# Exercise
In the records below, work out how many lines hold the word "press". Report the number alone.

# Given data
=-=-=
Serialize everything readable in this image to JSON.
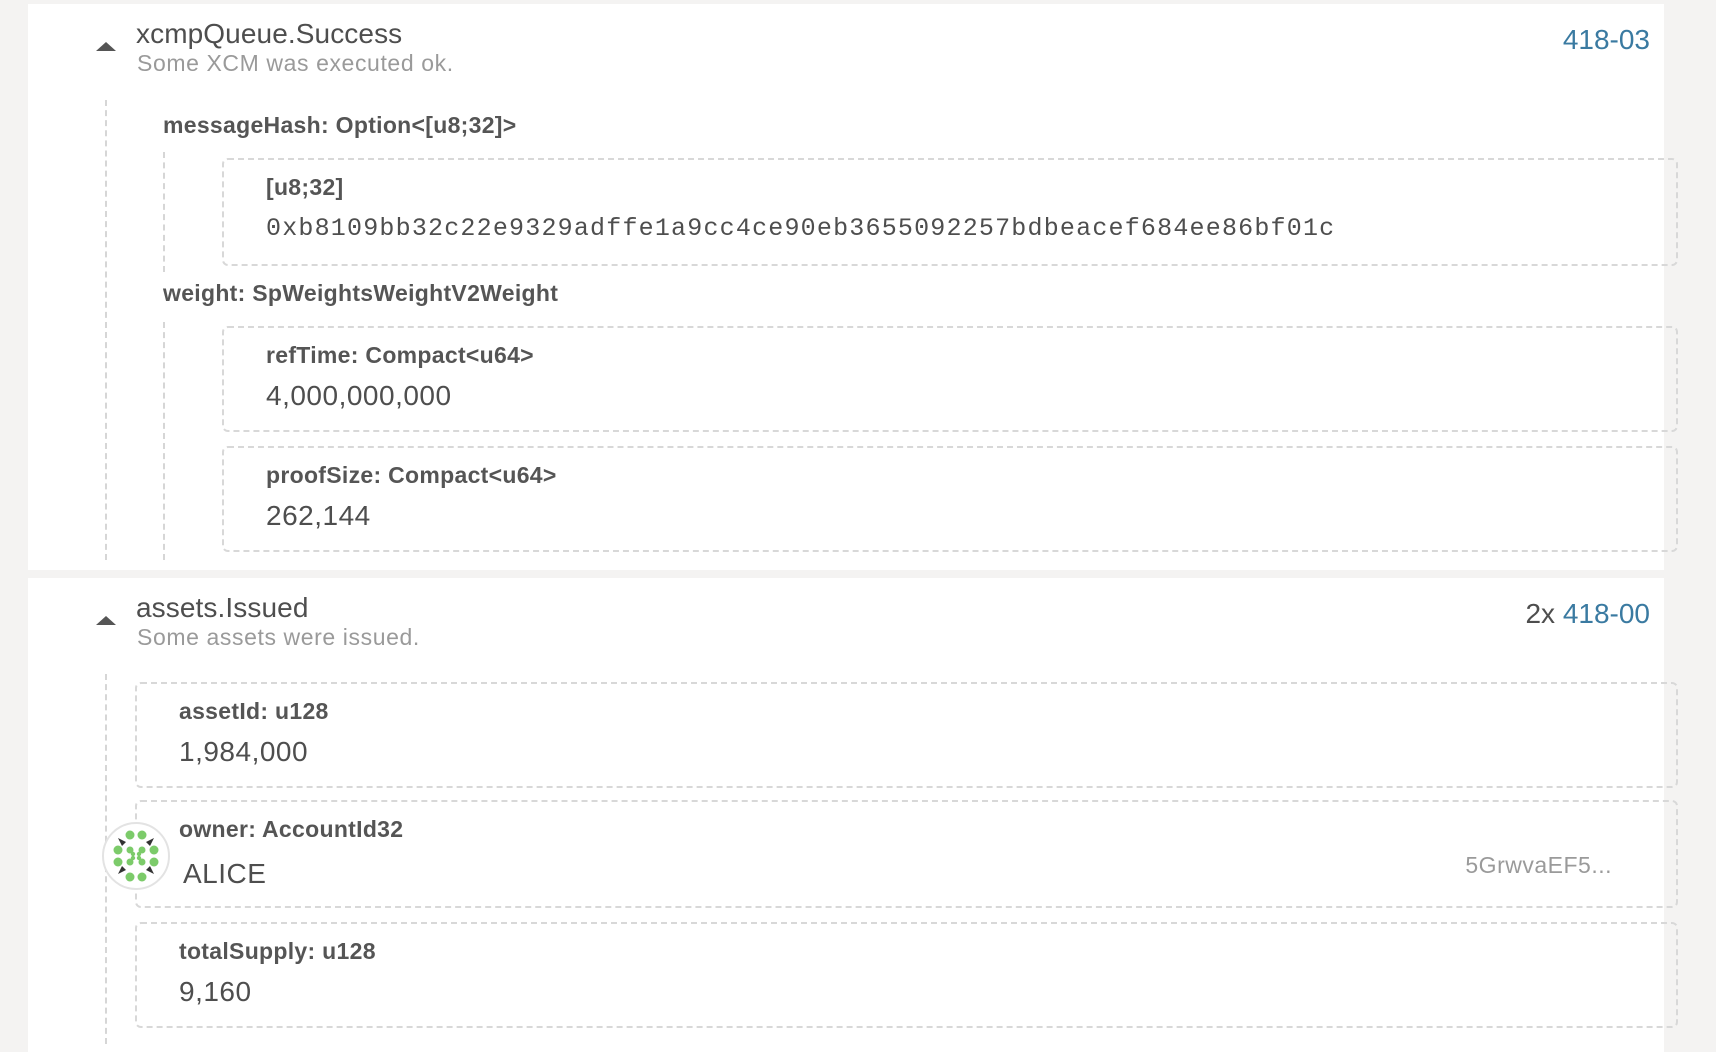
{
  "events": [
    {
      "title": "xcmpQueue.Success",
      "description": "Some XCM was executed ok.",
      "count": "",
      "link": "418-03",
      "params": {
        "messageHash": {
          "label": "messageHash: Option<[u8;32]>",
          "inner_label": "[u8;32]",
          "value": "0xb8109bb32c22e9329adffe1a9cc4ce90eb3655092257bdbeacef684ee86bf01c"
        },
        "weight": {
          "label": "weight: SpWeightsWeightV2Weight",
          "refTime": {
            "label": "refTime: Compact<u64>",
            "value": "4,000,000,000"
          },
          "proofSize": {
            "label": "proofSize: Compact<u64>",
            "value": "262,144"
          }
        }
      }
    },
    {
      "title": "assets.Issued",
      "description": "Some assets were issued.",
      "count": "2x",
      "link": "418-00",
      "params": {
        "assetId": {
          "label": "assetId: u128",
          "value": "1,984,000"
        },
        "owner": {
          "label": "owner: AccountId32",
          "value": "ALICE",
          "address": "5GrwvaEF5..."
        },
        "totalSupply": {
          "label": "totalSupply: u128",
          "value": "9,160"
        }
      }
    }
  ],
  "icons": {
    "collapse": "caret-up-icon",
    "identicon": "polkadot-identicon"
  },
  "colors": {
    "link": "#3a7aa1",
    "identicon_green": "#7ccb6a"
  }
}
=-=-=
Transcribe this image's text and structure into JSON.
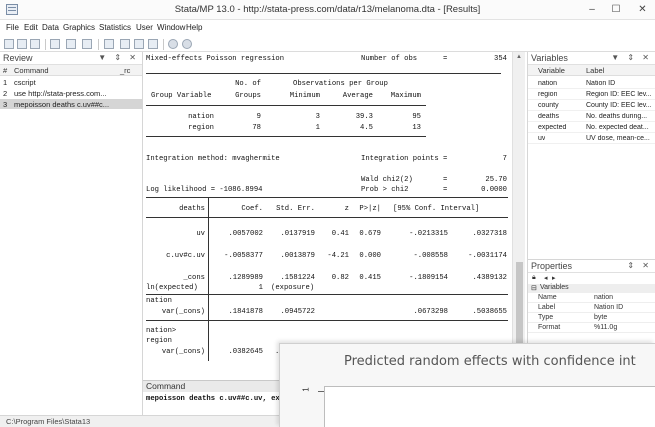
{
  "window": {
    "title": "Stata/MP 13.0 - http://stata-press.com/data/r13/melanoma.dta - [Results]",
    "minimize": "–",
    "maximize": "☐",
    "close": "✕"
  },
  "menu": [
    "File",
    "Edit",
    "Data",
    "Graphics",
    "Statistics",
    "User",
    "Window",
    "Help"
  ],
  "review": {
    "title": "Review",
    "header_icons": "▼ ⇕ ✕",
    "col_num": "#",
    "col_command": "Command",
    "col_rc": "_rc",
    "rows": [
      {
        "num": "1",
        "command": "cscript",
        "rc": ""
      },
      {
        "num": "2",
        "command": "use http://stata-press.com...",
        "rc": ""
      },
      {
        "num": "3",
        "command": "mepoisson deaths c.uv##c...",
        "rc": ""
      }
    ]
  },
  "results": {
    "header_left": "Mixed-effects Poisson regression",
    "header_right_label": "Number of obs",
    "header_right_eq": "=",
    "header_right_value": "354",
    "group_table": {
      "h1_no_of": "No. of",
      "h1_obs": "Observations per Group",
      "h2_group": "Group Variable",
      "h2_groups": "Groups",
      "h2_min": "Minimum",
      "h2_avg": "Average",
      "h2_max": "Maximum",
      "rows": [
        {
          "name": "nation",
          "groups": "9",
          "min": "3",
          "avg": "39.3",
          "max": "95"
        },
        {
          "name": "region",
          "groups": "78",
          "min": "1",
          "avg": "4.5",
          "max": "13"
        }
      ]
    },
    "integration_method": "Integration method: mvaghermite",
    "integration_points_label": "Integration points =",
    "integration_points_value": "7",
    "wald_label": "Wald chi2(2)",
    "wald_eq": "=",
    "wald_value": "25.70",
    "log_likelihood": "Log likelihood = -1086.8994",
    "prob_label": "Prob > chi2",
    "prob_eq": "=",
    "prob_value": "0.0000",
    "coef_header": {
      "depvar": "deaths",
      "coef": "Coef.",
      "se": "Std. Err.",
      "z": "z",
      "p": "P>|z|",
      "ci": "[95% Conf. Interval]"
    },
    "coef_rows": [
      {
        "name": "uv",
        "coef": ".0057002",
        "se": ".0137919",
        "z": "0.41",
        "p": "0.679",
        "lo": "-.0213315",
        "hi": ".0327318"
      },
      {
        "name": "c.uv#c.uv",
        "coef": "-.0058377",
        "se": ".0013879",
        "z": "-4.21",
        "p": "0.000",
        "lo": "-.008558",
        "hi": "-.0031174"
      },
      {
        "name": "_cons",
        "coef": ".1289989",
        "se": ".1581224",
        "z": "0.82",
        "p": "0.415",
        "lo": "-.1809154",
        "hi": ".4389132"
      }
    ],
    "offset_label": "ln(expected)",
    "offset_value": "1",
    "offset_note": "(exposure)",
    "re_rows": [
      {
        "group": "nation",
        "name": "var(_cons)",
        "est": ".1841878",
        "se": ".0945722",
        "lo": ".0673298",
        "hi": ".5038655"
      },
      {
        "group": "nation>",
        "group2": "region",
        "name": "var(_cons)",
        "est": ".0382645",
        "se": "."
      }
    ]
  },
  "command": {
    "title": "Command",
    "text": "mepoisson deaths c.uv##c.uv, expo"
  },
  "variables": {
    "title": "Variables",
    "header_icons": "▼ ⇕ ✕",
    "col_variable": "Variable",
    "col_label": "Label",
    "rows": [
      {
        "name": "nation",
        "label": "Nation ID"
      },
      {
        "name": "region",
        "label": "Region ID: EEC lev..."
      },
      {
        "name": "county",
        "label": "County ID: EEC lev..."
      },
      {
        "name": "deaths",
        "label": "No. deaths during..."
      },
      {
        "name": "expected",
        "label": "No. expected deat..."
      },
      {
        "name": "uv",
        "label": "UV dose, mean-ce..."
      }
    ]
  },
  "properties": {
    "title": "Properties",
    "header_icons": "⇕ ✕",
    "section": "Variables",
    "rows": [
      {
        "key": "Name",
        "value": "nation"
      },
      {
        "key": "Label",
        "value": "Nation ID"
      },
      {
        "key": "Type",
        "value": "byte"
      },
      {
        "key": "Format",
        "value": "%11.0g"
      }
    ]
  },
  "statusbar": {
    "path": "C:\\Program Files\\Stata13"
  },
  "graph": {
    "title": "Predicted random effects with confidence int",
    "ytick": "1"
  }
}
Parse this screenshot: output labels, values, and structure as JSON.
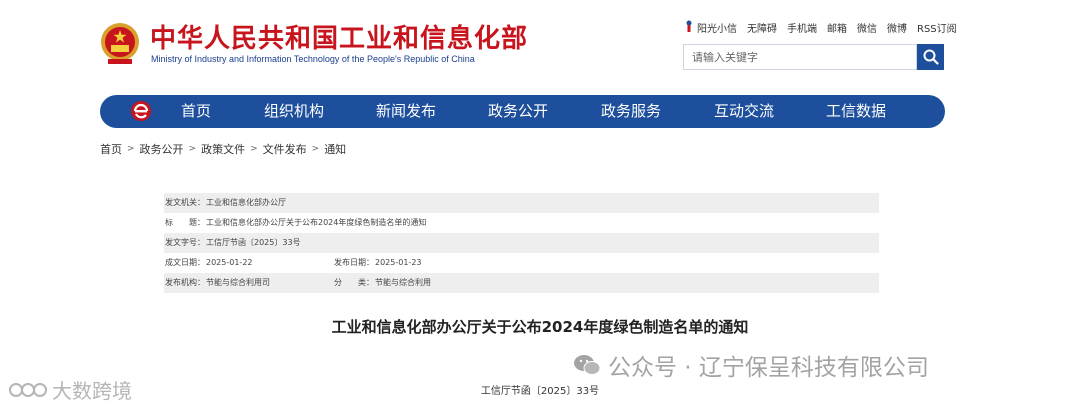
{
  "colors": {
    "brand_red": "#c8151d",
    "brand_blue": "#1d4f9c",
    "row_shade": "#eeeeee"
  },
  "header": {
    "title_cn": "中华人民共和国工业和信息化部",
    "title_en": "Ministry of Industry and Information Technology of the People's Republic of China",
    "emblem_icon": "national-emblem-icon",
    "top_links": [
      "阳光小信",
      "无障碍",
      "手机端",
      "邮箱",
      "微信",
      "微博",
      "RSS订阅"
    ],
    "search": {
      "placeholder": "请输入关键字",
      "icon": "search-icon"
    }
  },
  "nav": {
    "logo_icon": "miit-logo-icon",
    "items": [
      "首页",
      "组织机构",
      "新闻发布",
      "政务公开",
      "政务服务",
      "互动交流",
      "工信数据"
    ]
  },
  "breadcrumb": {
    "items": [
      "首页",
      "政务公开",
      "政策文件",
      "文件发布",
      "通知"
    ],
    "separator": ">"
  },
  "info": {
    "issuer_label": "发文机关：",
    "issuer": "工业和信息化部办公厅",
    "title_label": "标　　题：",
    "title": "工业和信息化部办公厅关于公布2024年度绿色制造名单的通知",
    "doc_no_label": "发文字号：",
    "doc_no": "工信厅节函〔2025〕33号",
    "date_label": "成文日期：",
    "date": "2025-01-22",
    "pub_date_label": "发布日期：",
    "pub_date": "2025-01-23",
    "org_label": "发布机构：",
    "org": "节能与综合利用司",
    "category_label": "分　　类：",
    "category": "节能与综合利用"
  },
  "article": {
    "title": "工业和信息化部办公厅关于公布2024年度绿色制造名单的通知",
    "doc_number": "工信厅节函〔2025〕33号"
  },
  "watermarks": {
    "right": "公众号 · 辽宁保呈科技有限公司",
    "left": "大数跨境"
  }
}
=-=-=
# Answer below
2